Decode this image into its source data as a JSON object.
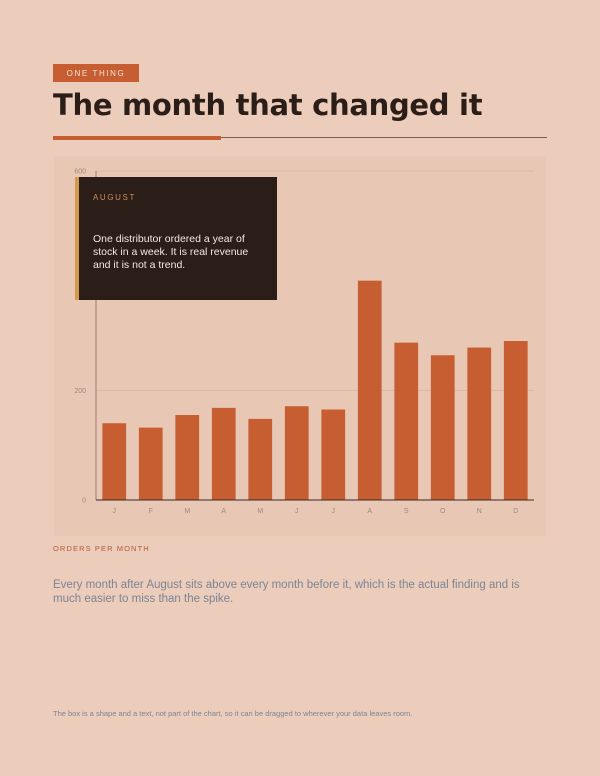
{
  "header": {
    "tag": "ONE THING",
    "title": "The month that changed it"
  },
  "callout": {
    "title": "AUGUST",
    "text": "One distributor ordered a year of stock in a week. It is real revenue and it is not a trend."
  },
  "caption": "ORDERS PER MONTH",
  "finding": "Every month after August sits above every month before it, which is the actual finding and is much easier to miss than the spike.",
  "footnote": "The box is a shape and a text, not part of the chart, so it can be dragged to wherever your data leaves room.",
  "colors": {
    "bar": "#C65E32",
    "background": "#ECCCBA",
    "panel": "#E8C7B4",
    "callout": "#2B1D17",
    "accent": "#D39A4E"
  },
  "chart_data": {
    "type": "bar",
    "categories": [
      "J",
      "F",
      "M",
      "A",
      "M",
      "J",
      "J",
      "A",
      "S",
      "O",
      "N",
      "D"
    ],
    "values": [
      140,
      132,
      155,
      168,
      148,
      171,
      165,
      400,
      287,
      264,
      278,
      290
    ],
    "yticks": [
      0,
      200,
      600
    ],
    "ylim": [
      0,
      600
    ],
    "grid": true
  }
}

Objective:
Leave out the pictures and print each record exactly as it stands.

Response:
Decode this image into its source data as a JSON object.
{
  "header": {
    "tag": "ONE THING",
    "title": "The month that changed it"
  },
  "callout": {
    "title": "AUGUST",
    "text": "One distributor ordered a year of stock in a week. It is real revenue and it is not a trend."
  },
  "caption": "ORDERS PER MONTH",
  "finding": "Every month after August sits above every month before it, which is the actual finding and is much easier to miss than the spike.",
  "footnote": "The box is a shape and a text, not part of the chart, so it can be dragged to wherever your data leaves room.",
  "colors": {
    "bar": "#C65E32",
    "background": "#ECCCBA",
    "panel": "#E8C7B4",
    "callout": "#2B1D17",
    "accent": "#D39A4E"
  },
  "chart_data": {
    "type": "bar",
    "categories": [
      "J",
      "F",
      "M",
      "A",
      "M",
      "J",
      "J",
      "A",
      "S",
      "O",
      "N",
      "D"
    ],
    "values": [
      140,
      132,
      155,
      168,
      148,
      171,
      165,
      400,
      287,
      264,
      278,
      290
    ],
    "yticks": [
      0,
      200,
      600
    ],
    "ylim": [
      0,
      600
    ],
    "grid": true
  }
}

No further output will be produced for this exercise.